Ziarah Batanghari: Puisi sebagai Legenda Kehidupan

Buku Puisi Jumardi Putra

Oleh: Prof. Suminto A. Sayuti*

Dari judulnya, Ziarah Batanghari, kumpulan ini sejak awal mengisyaratkan sejumlah hal. Kecenderungan diglosif yang muncul dalam puisi-puisi yang dihimpun dalam antologi ini (sehingga perlu ada Glosarium di bagian akhir kumpulan) menunjukkan bahwa Jumardi sedang dalam proses memperadabkan diri dan lingkungannya melalui puisi. Akan tetapi, proses itu tidak berhenti sebagai sebuah proses yang membuat penyair tidak mampu berbalik arah.

----------

SOAL LATIHAN 1 | Menurut teks bacaan tentang Ziarah Batanghari, apa yang perlu ada di bagian akhir kumpulan itu karena kecenderungan diglosif dalam puisi-puisinya?
SOAL LATIHAN 2 | Tolong tuliskan lanjutan teks bacaan tentang Ziarah Batanghari, dimulai sesudah kalimat terakhirnya.

DATA HASIL EKSTRAKSI |
----------

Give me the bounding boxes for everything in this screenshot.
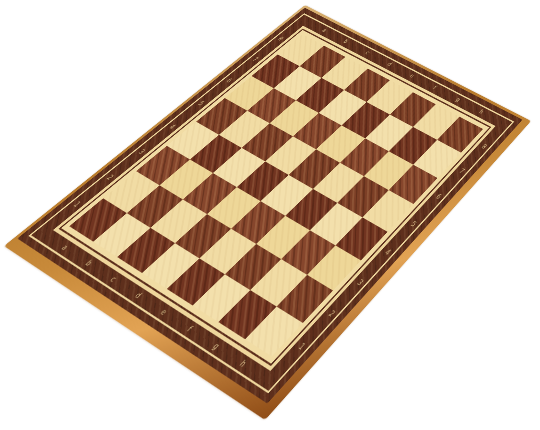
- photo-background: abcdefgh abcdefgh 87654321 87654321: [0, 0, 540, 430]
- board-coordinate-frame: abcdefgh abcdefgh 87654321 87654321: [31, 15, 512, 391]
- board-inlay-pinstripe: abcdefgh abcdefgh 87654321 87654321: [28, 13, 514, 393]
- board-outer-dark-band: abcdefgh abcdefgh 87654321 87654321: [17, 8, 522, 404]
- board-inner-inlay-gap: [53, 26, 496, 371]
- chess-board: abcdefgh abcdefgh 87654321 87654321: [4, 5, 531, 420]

----------

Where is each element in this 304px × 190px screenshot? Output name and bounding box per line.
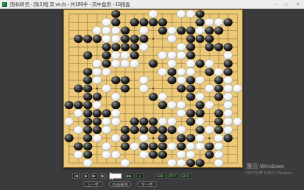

----------

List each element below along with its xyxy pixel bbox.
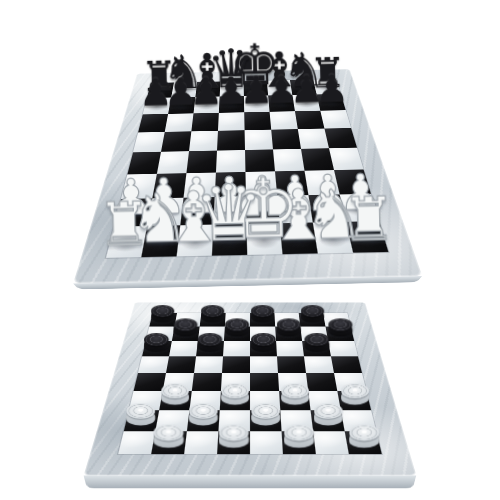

----------

JAWABAN LATIHAN 1 | Glosarium.

JAWABAN LATIHAN 2 |
Sebaliknya, penyair senantiasa berada dalam perjalanan bolak-balik di antara dua kutub: diri-lingkungan, ruang lirik-ruang publik, tradisi-modern, lokal translokal-global. Sebagai rumah pengalaman, bahasa puisi yang diglosif tersebut tidak lagi berhenti pada fungsinya yang reproduktif, tetapi malahan berfungsi produktif dan konstruktif: puisi-puisi Jumardi tidak hanya terbentuk dan dibentuk oleh jagat pilihan yang dimasukinya. Implikasinya, secara Ronggowarsitan, the act of will Jumardi yang utama sebenarnya ingin mencapai situasi angayomi ing tyas wening, weninging ati kang suwung, ning sayektine isi, melalui dan dalam puisi.

Karenanya, puisi Jumardi Putra jauh dari fatwa, petuah, atau nasihat tentang suatu hal. Kalaupun masih dijumpai sejumlah puisi yang terasa kental unsur “ajaran”-nya, hal itu dapat dimaknai bahwa kelemahan utama seorang penyair, juga Jumardi, adalah kemampuan menjarakkan diri dari soal-soal semacam itu.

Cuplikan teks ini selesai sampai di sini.